→ WRITTEN REQUEST:
Determine how many lines include "lead". Give the number and nothing else.

□ □ □ □ □

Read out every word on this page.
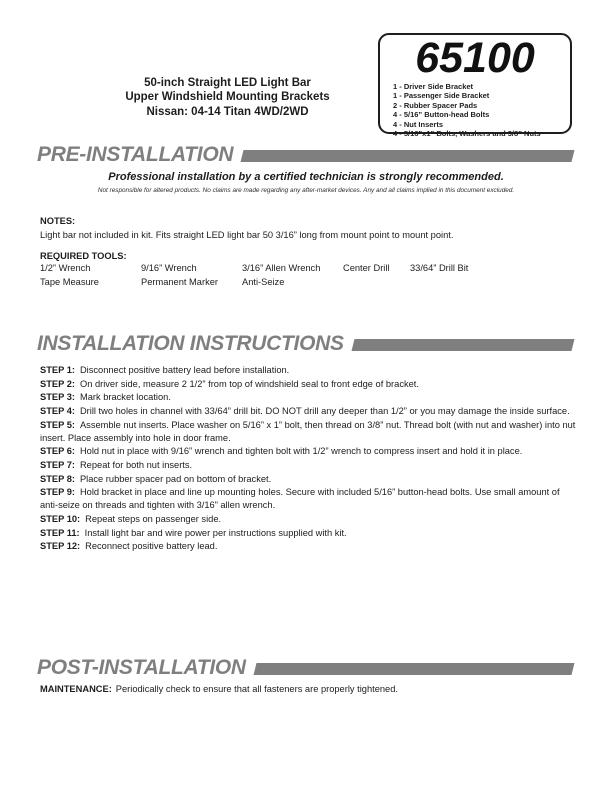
50-inch Straight LED Light Bar
Upper Windshield Mounting Brackets
Nissan: 04-14 Titan 4WD/2WD
65100
1 - Driver Side Bracket
1 - Passenger Side Bracket
2 - Rubber Spacer Pads
4 - 5/16” Button-head Bolts
4 - Nut Inserts
4 - 5/16”x1” Bolts, Washers and 3/8” Nuts
PRE-INSTALLATION
Professional installation by a certified technician is strongly recommended.
Not responsible for altered products. No claims are made regarding any after-market devices. Any and all claims implied in this document excluded.
NOTES:
Light bar not included in kit. Fits straight LED light bar 50 3/16” long from mount point to mount point.
REQUIRED TOOLS:
1/2” Wrench	9/16” Wrench	3/16” Allen Wrench	Center Drill	33/64” Drill Bit
Tape Measure	Permanent Marker	Anti-Seize
INSTALLATION INSTRUCTIONS
STEP 1: Disconnect positive battery lead before installation.
STEP 2: On driver side, measure 2 1/2” from top of windshield seal to front edge of bracket.
STEP 3: Mark bracket location.
STEP 4: Drill two holes in channel with 33/64” drill bit. DO NOT drill any deeper than 1/2” or you may damage the inside surface.
STEP 5: Assemble nut inserts. Place washer on 5/16” x 1” bolt, then thread on 3/8” nut. Thread bolt (with nut and washer) into nut insert. Place assembly into hole in door frame.
STEP 6: Hold nut in place with 9/16” wrench and tighten bolt with 1/2” wrench to compress insert and hold it in place.
STEP 7: Repeat for both nut inserts.
STEP 8: Place rubber spacer pad on bottom of bracket.
STEP 9: Hold bracket in place and line up mounting holes. Secure with included 5/16” button-head bolts. Use small amount of anti-seize on threads and tighten with 3/16” allen wrench.
STEP 10: Repeat steps on passenger side.
STEP 11: Install light bar and wire power per instructions supplied with kit.
STEP 12: Reconnect positive battery lead.
POST-INSTALLATION
MAINTENANCE: Periodically check to ensure that all fasteners are properly tightened.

□ □ □ □ □

→ THE RESULT:
2